### Requirement
Would you write out the listing verbatim and skip every picture in it?

** Start of Material for this task **

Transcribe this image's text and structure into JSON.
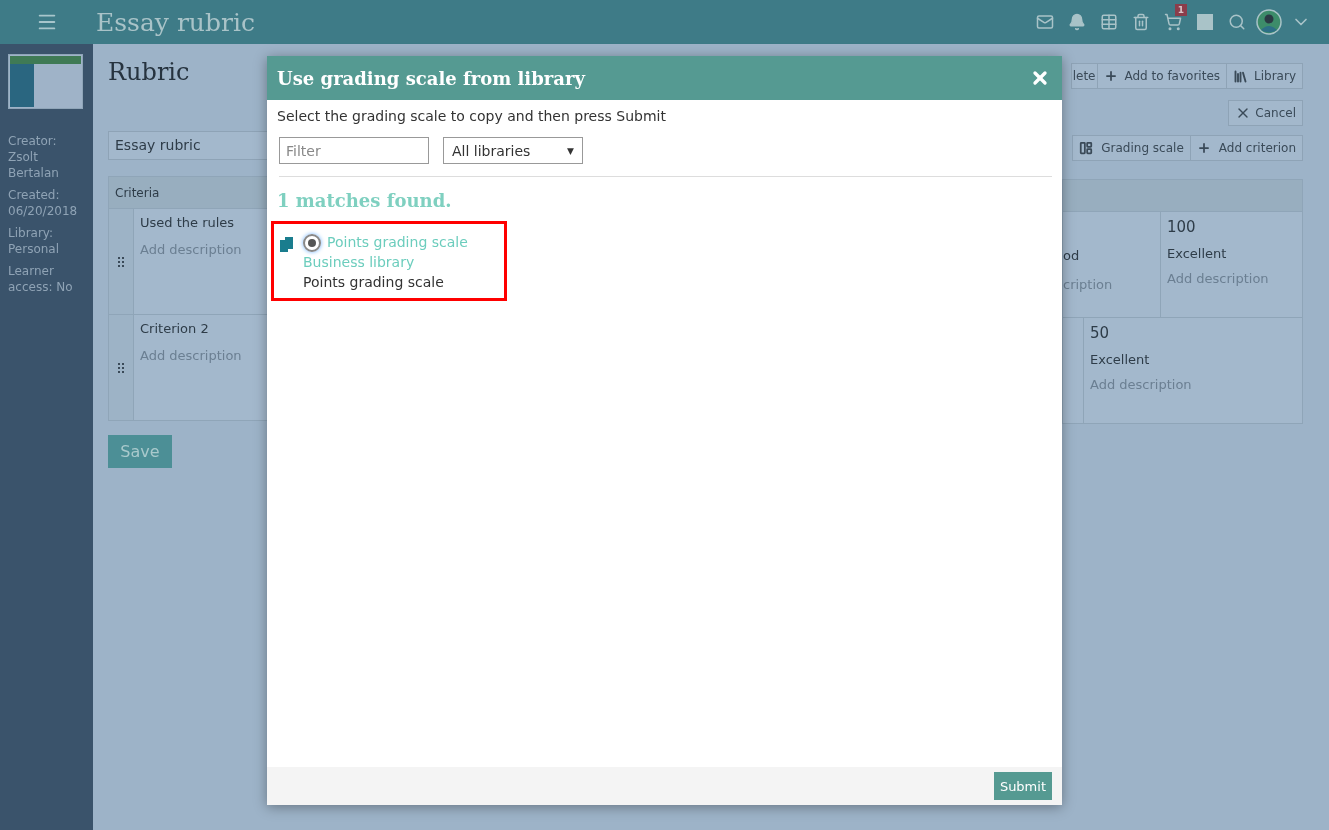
{
  "top_bar": {
    "title": "Essay rubric",
    "cart_badge": "1"
  },
  "sidebar": {
    "details": [
      "Creator: Zsolt Bertalan",
      "Created: 06/20/2018",
      "Library: Personal",
      "Learner access: No"
    ]
  },
  "page": {
    "heading": "Rubric",
    "name_value": "Essay rubric",
    "toolbar": [
      {
        "label": "lete",
        "kind": "plain"
      },
      {
        "label": "Add to favorites",
        "kind": "add"
      },
      {
        "label": "Library",
        "kind": "library"
      }
    ],
    "cancel": "Cancel",
    "actions": [
      {
        "label": "Grading scale",
        "kind": "scale"
      },
      {
        "label": "Add criterion",
        "kind": "add"
      }
    ],
    "table": {
      "header": "Criteria",
      "rows": [
        {
          "name": "Used the rules",
          "description": "Add description",
          "levels": [
            {
              "kind": "cut",
              "title": "od",
              "description": "cription"
            },
            {
              "kind": "full",
              "points": "100",
              "title": "Excellent",
              "description": "Add description"
            }
          ]
        },
        {
          "name": "Criterion 2",
          "description": "Add description",
          "levels": [
            {
              "kind": "cut"
            },
            {
              "kind": "full",
              "points": "50",
              "title": "Excellent",
              "description": "Add description"
            }
          ]
        }
      ]
    },
    "save": "Save"
  },
  "dialog": {
    "title": "Use grading scale from library",
    "instruction": "Select the grading scale to copy and then press Submit",
    "filter_placeholder": "Filter",
    "library_select": "All libraries",
    "select_arrow": "▼",
    "result_count": "1 matches found.",
    "results": [
      {
        "name": "Points grading scale",
        "library": "Business library",
        "description": "Points grading scale",
        "selected": true,
        "highlighted": true
      }
    ],
    "submit": "Submit"
  }
}
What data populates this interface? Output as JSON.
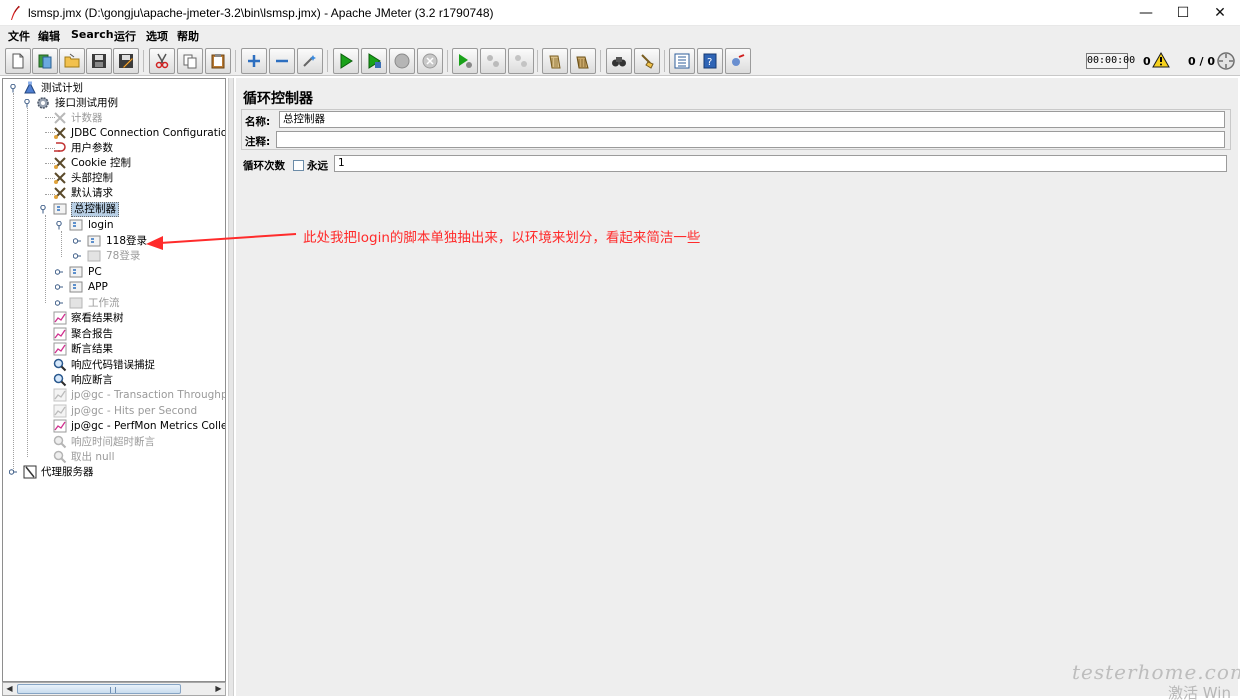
{
  "window": {
    "title": "lsmsp.jmx (D:\\gongju\\apache-jmeter-3.2\\bin\\lsmsp.jmx) - Apache JMeter (3.2 r1790748)",
    "minimize": "—",
    "maximize": "☐",
    "close": "✕"
  },
  "menu": [
    "文件",
    "编辑",
    "Search",
    "运行",
    "选项",
    "帮助"
  ],
  "status": {
    "timer": "00:00:00",
    "error_count": "0",
    "threads": "0 / 0"
  },
  "tree": {
    "items": [
      {
        "label": "测试计划",
        "icon": "test-plan-icon",
        "disabled": false
      },
      {
        "label": "接口测试用例",
        "icon": "thread-group-gear-icon",
        "disabled": false
      },
      {
        "label": "计数器",
        "icon": "config-scissors-icon",
        "disabled": true
      },
      {
        "label": "JDBC Connection Configuration",
        "icon": "config-scissors-icon",
        "disabled": false
      },
      {
        "label": "用户参数",
        "icon": "pre-processor-icon",
        "disabled": false
      },
      {
        "label": "Cookie 控制",
        "icon": "config-scissors-icon",
        "disabled": false
      },
      {
        "label": "头部控制",
        "icon": "config-scissors-icon",
        "disabled": false
      },
      {
        "label": "默认请求",
        "icon": "config-scissors-icon",
        "disabled": false
      },
      {
        "label": "总控制器",
        "icon": "controller-icon",
        "disabled": false
      },
      {
        "label": "login",
        "icon": "controller-icon",
        "disabled": false
      },
      {
        "label": "118登录",
        "icon": "controller-icon",
        "disabled": false
      },
      {
        "label": "78登录",
        "icon": "controller-icon",
        "disabled": true
      },
      {
        "label": "PC",
        "icon": "controller-icon",
        "disabled": false
      },
      {
        "label": "APP",
        "icon": "controller-icon",
        "disabled": false
      },
      {
        "label": "工作流",
        "icon": "controller-icon",
        "disabled": true
      },
      {
        "label": "察看结果树",
        "icon": "listener-graph-icon",
        "disabled": false
      },
      {
        "label": "聚合报告",
        "icon": "listener-graph-icon",
        "disabled": false
      },
      {
        "label": "断言结果",
        "icon": "listener-graph-icon",
        "disabled": false
      },
      {
        "label": "响应代码错误捕捉",
        "icon": "assertion-magnifier-icon",
        "disabled": false
      },
      {
        "label": "响应断言",
        "icon": "assertion-magnifier-icon",
        "disabled": false
      },
      {
        "label": "jp@gc - Transaction Throughput vs",
        "icon": "listener-graph-icon",
        "disabled": true
      },
      {
        "label": "jp@gc - Hits per Second",
        "icon": "listener-graph-icon",
        "disabled": true
      },
      {
        "label": "jp@gc - PerfMon Metrics Collector",
        "icon": "listener-graph-icon",
        "disabled": false
      },
      {
        "label": "响应时间超时断言",
        "icon": "assertion-magnifier-icon",
        "disabled": true
      },
      {
        "label": "取出 null",
        "icon": "assertion-magnifier-icon",
        "disabled": true
      },
      {
        "label": "代理服务器",
        "icon": "workbench-icon",
        "disabled": false
      }
    ]
  },
  "panel": {
    "title": "循环控制器",
    "name_label": "名称:",
    "name_value": "总控制器",
    "comment_label": "注释:",
    "comment_value": "",
    "loop_label": "循环次数",
    "forever_label": "永远",
    "loop_value": "1"
  },
  "annotation": "此处我把login的脚本单独抽出来，以环境来划分，看起来简洁一些",
  "watermark": {
    "site": "testerhome.com",
    "activate": "激活 Win"
  },
  "colors": {
    "annotation_red": "#ff2b2b",
    "selection_blue": "#b8cfe5",
    "toolbar_bg": "#eeeeee",
    "disabled_text": "#9a9a9a"
  }
}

** End of Material for this task **

### Reply to the exercise
Transcribe this image's text and structure into JSON.
{
  "top_bar": {
    "title": "Essay rubric",
    "cart_badge": "1"
  },
  "sidebar": {
    "details": [
      "Creator: Zsolt Bertalan",
      "Created: 06/20/2018",
      "Library: Personal",
      "Learner access: No"
    ]
  },
  "page": {
    "heading": "Rubric",
    "name_value": "Essay rubric",
    "toolbar": [
      {
        "label": "lete",
        "kind": "plain"
      },
      {
        "label": "Add to favorites",
        "kind": "add"
      },
      {
        "label": "Library",
        "kind": "library"
      }
    ],
    "cancel": "Cancel",
    "actions": [
      {
        "label": "Grading scale",
        "kind": "scale"
      },
      {
        "label": "Add criterion",
        "kind": "add"
      }
    ],
    "table": {
      "header": "Criteria",
      "rows": [
        {
          "name": "Used the rules",
          "description": "Add description",
          "levels": [
            {
              "kind": "cut",
              "title": "od",
              "description": "cription"
            },
            {
              "kind": "full",
              "points": "100",
              "title": "Excellent",
              "description": "Add description"
            }
          ]
        },
        {
          "name": "Criterion 2",
          "description": "Add description",
          "levels": [
            {
              "kind": "cut"
            },
            {
              "kind": "full",
              "points": "50",
              "title": "Excellent",
              "description": "Add description"
            }
          ]
        }
      ]
    },
    "save": "Save"
  },
  "dialog": {
    "title": "Use grading scale from library",
    "instruction": "Select the grading scale to copy and then press Submit",
    "filter_placeholder": "Filter",
    "library_select": "All libraries",
    "select_arrow": "▼",
    "result_count": "1 matches found.",
    "results": [
      {
        "name": "Points grading scale",
        "library": "Business library",
        "description": "Points grading scale",
        "selected": true,
        "highlighted": true
      }
    ],
    "submit": "Submit"
  }
}
What data populates this interface? Output as JSON.
{
  "window": {
    "title": "lsmsp.jmx (D:\\gongju\\apache-jmeter-3.2\\bin\\lsmsp.jmx) - Apache JMeter (3.2 r1790748)",
    "minimize": "—",
    "maximize": "☐",
    "close": "✕"
  },
  "menu": [
    "文件",
    "编辑",
    "Search",
    "运行",
    "选项",
    "帮助"
  ],
  "status": {
    "timer": "00:00:00",
    "error_count": "0",
    "threads": "0 / 0"
  },
  "tree": {
    "items": [
      {
        "label": "测试计划",
        "icon": "test-plan-icon",
        "disabled": false
      },
      {
        "label": "接口测试用例",
        "icon": "thread-group-gear-icon",
        "disabled": false
      },
      {
        "label": "计数器",
        "icon": "config-scissors-icon",
        "disabled": true
      },
      {
        "label": "JDBC Connection Configuration",
        "icon": "config-scissors-icon",
        "disabled": false
      },
      {
        "label": "用户参数",
        "icon": "pre-processor-icon",
        "disabled": false
      },
      {
        "label": "Cookie 控制",
        "icon": "config-scissors-icon",
        "disabled": false
      },
      {
        "label": "头部控制",
        "icon": "config-scissors-icon",
        "disabled": false
      },
      {
        "label": "默认请求",
        "icon": "config-scissors-icon",
        "disabled": false
      },
      {
        "label": "总控制器",
        "icon": "controller-icon",
        "disabled": false
      },
      {
        "label": "login",
        "icon": "controller-icon",
        "disabled": false
      },
      {
        "label": "118登录",
        "icon": "controller-icon",
        "disabled": false
      },
      {
        "label": "78登录",
        "icon": "controller-icon",
        "disabled": true
      },
      {
        "label": "PC",
        "icon": "controller-icon",
        "disabled": false
      },
      {
        "label": "APP",
        "icon": "controller-icon",
        "disabled": false
      },
      {
        "label": "工作流",
        "icon": "controller-icon",
        "disabled": true
      },
      {
        "label": "察看结果树",
        "icon": "listener-graph-icon",
        "disabled": false
      },
      {
        "label": "聚合报告",
        "icon": "listener-graph-icon",
        "disabled": false
      },
      {
        "label": "断言结果",
        "icon": "listener-graph-icon",
        "disabled": false
      },
      {
        "label": "响应代码错误捕捉",
        "icon": "assertion-magnifier-icon",
        "disabled": false
      },
      {
        "label": "响应断言",
        "icon": "assertion-magnifier-icon",
        "disabled": false
      },
      {
        "label": "jp@gc - Transaction Throughput vs",
        "icon": "listener-graph-icon",
        "disabled": true
      },
      {
        "label": "jp@gc - Hits per Second",
        "icon": "listener-graph-icon",
        "disabled": true
      },
      {
        "label": "jp@gc - PerfMon Metrics Collector",
        "icon": "listener-graph-icon",
        "disabled": false
      },
      {
        "label": "响应时间超时断言",
        "icon": "assertion-magnifier-icon",
        "disabled": true
      },
      {
        "label": "取出 null",
        "icon": "assertion-magnifier-icon",
        "disabled": true
      },
      {
        "label": "代理服务器",
        "icon": "workbench-icon",
        "disabled": false
      }
    ]
  },
  "panel": {
    "title": "循环控制器",
    "name_label": "名称:",
    "name_value": "总控制器",
    "comment_label": "注释:",
    "comment_value": "",
    "loop_label": "循环次数",
    "forever_label": "永远",
    "loop_value": "1"
  },
  "annotation": "此处我把login的脚本单独抽出来，以环境来划分，看起来简洁一些",
  "watermark": {
    "site": "testerhome.com",
    "activate": "激活 Win"
  },
  "colors": {
    "annotation_red": "#ff2b2b",
    "selection_blue": "#b8cfe5",
    "toolbar_bg": "#eeeeee",
    "disabled_text": "#9a9a9a"
  }
}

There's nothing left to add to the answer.